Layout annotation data
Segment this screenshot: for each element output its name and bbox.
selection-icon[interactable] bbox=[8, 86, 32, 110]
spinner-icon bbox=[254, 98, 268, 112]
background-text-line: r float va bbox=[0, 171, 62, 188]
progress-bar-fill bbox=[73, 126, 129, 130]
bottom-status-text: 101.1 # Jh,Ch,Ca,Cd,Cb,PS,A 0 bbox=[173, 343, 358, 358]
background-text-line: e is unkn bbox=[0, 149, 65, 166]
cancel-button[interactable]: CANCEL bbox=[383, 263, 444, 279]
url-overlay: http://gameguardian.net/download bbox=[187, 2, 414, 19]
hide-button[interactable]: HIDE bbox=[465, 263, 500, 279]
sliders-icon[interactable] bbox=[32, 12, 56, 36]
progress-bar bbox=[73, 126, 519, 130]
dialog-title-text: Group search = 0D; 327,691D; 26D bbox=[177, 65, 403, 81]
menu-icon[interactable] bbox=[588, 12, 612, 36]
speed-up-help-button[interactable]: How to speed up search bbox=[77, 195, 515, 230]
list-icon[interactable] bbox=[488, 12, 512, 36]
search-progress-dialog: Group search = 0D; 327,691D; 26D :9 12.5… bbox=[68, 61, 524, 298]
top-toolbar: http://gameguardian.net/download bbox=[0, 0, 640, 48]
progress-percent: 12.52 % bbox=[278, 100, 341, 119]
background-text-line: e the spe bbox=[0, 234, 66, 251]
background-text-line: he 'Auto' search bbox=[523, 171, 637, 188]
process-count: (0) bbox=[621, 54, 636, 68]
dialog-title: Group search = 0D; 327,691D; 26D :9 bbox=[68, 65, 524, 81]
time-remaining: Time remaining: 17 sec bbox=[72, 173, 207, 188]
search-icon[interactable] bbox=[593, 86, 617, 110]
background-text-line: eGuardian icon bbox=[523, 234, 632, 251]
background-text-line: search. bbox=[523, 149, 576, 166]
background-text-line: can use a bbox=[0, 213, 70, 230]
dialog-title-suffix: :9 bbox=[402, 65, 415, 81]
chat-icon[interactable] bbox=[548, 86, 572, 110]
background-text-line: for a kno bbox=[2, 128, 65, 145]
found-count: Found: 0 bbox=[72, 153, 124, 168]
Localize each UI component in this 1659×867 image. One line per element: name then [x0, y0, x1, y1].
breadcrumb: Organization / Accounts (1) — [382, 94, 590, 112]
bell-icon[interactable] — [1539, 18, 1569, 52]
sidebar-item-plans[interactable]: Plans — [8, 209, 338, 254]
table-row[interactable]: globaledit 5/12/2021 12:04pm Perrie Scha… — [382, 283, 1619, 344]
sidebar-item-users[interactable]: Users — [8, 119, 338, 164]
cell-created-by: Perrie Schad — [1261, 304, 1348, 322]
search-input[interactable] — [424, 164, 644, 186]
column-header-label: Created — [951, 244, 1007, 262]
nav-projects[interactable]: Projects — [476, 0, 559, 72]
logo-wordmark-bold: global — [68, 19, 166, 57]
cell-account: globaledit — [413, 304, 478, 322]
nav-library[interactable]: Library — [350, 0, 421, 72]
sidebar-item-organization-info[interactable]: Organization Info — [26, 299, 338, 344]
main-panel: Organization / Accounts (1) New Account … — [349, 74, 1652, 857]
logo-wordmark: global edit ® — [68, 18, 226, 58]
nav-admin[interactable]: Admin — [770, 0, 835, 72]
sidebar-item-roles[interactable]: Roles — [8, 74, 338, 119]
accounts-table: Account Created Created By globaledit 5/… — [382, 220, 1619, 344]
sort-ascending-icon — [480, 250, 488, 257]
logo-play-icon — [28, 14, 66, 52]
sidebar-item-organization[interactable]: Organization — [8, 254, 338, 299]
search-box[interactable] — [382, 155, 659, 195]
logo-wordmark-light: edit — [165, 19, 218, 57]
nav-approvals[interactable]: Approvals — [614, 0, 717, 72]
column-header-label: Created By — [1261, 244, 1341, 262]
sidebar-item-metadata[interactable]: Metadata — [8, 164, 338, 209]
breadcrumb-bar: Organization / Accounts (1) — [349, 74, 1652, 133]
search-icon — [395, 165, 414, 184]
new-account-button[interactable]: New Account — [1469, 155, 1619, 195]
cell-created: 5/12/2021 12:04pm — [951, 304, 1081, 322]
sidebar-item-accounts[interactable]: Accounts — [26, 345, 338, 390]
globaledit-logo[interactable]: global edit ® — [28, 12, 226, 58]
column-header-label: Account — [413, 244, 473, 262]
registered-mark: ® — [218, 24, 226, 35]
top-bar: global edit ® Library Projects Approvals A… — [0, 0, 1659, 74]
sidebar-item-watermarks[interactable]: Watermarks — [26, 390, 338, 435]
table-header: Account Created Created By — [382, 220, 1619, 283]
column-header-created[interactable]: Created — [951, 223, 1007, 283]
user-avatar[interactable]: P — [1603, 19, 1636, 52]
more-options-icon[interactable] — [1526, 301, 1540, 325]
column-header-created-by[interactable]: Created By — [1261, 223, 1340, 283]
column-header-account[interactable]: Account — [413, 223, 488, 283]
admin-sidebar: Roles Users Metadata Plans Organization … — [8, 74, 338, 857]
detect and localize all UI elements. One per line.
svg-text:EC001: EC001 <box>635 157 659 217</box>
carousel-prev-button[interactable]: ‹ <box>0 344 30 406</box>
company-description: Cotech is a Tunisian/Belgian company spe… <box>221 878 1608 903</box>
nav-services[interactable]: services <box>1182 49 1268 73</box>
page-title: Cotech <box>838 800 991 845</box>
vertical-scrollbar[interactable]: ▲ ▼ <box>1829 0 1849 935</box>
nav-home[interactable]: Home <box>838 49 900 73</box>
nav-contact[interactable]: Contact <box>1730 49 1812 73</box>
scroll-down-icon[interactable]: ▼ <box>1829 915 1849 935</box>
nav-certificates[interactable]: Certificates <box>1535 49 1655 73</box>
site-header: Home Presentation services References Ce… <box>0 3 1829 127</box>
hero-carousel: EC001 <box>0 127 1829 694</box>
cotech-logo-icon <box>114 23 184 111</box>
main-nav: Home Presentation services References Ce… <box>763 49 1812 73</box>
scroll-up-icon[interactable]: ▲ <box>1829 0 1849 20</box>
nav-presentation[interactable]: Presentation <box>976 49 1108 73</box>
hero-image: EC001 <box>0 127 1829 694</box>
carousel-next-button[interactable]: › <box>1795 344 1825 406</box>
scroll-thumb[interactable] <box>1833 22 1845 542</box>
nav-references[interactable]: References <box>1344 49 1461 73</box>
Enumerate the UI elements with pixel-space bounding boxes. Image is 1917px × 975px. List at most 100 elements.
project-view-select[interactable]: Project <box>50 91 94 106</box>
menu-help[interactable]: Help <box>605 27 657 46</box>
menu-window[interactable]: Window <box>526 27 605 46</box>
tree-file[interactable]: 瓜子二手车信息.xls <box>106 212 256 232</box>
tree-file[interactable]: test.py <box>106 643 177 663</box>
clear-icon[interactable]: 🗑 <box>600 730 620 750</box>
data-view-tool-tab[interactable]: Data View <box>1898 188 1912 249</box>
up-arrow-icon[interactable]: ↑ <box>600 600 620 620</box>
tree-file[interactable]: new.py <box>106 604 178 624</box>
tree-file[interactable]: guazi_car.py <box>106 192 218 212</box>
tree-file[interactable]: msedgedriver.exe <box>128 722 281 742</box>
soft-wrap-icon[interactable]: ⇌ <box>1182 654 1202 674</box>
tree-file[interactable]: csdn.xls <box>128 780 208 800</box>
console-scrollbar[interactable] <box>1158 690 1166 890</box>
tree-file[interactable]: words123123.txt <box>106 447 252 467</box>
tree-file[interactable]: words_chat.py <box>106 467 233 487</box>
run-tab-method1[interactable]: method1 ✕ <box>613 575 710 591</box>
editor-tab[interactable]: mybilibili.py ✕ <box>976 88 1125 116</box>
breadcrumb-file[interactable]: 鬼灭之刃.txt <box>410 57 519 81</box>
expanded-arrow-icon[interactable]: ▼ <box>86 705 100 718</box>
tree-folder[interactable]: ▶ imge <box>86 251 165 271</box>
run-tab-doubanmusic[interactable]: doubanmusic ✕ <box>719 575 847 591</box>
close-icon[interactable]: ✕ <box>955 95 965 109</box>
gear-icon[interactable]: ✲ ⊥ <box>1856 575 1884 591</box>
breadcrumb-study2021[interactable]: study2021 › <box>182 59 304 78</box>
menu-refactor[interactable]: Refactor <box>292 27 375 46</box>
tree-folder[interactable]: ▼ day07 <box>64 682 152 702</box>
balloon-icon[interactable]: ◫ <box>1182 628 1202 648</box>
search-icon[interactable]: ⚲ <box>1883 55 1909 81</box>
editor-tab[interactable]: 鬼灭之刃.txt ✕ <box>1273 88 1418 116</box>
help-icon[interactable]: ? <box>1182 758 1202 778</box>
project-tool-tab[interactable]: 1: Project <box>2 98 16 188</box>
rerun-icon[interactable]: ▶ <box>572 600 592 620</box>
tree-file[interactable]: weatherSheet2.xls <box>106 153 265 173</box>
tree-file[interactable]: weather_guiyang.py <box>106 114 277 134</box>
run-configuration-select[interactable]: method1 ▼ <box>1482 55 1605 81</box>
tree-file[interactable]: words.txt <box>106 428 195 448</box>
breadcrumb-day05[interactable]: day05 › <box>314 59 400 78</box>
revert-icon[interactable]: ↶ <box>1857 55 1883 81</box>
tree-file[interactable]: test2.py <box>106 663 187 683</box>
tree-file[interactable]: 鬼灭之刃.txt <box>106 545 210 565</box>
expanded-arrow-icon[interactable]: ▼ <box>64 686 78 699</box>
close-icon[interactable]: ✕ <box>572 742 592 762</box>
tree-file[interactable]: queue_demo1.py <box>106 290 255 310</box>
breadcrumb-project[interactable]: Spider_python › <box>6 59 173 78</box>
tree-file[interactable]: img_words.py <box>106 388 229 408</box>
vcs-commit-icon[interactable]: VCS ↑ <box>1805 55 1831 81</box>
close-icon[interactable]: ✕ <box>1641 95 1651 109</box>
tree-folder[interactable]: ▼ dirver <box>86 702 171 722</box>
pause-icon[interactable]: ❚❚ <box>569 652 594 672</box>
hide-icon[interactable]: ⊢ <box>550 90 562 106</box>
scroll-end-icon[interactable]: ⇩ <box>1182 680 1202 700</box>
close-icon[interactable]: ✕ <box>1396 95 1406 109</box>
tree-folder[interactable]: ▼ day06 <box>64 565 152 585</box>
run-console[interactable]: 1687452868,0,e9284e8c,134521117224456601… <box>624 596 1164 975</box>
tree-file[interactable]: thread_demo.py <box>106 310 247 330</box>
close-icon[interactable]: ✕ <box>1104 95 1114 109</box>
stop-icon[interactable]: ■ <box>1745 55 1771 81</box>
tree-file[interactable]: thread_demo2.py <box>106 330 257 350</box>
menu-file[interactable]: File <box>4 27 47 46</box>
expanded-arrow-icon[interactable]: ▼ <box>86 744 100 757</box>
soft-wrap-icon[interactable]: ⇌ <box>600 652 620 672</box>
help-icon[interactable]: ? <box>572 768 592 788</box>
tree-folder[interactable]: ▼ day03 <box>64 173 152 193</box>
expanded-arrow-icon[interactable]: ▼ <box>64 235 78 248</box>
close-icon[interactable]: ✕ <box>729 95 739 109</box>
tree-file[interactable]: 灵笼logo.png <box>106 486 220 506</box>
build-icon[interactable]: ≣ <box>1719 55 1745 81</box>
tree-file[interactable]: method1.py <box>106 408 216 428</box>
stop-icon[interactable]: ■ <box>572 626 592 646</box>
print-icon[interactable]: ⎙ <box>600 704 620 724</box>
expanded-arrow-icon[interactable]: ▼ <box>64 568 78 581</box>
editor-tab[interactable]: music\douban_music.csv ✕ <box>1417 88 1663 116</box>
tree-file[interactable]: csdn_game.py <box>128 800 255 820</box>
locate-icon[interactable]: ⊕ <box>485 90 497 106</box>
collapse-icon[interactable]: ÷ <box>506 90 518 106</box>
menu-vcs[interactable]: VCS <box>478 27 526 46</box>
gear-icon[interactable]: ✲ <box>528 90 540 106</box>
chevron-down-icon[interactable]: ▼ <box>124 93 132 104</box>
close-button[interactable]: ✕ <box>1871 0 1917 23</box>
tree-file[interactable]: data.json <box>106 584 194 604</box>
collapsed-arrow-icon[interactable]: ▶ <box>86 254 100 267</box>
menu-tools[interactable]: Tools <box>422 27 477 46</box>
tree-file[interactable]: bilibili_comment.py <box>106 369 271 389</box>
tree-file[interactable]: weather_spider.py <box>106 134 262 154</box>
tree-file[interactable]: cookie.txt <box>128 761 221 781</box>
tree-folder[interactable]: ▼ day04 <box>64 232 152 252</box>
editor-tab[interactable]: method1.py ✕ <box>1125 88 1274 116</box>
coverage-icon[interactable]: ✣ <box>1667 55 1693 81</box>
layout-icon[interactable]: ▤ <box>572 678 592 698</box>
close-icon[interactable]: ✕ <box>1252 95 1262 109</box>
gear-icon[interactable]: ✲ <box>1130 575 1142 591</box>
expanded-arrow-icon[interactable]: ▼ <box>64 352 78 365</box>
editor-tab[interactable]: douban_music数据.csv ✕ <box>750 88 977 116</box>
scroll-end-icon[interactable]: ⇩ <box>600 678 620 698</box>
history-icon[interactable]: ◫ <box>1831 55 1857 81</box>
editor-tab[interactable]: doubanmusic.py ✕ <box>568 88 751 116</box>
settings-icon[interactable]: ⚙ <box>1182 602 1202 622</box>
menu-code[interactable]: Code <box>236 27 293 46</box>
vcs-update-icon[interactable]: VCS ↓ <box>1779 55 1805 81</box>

== TO DO ==
Rewrite the entries as a numbered list, beginning with the first entry and ending with the line that contains "progress-bar bbox=[73, 126, 519, 130]", inclusive. Leave out any blank lines.

== FINAL ANSWER ==
1. Segment this screenshot: for each element output its name and bbox.
2. selection-icon[interactable] bbox=[8, 86, 32, 110]
3. spinner-icon bbox=[254, 98, 268, 112]
4. background-text-line: r float va bbox=[0, 171, 62, 188]
5. progress-bar-fill bbox=[73, 126, 129, 130]
6. bottom-status-text: 101.1 # Jh,Ch,Ca,Cd,Cb,PS,A 0 bbox=[173, 343, 358, 358]
7. background-text-line: e is unkn bbox=[0, 149, 65, 166]
8. cancel-button[interactable]: CANCEL bbox=[383, 263, 444, 279]
9. url-overlay: http://gameguardian.net/download bbox=[187, 2, 414, 19]
10. hide-button[interactable]: HIDE bbox=[465, 263, 500, 279]
11. sliders-icon[interactable] bbox=[32, 12, 56, 36]
12. progress-bar bbox=[73, 126, 519, 130]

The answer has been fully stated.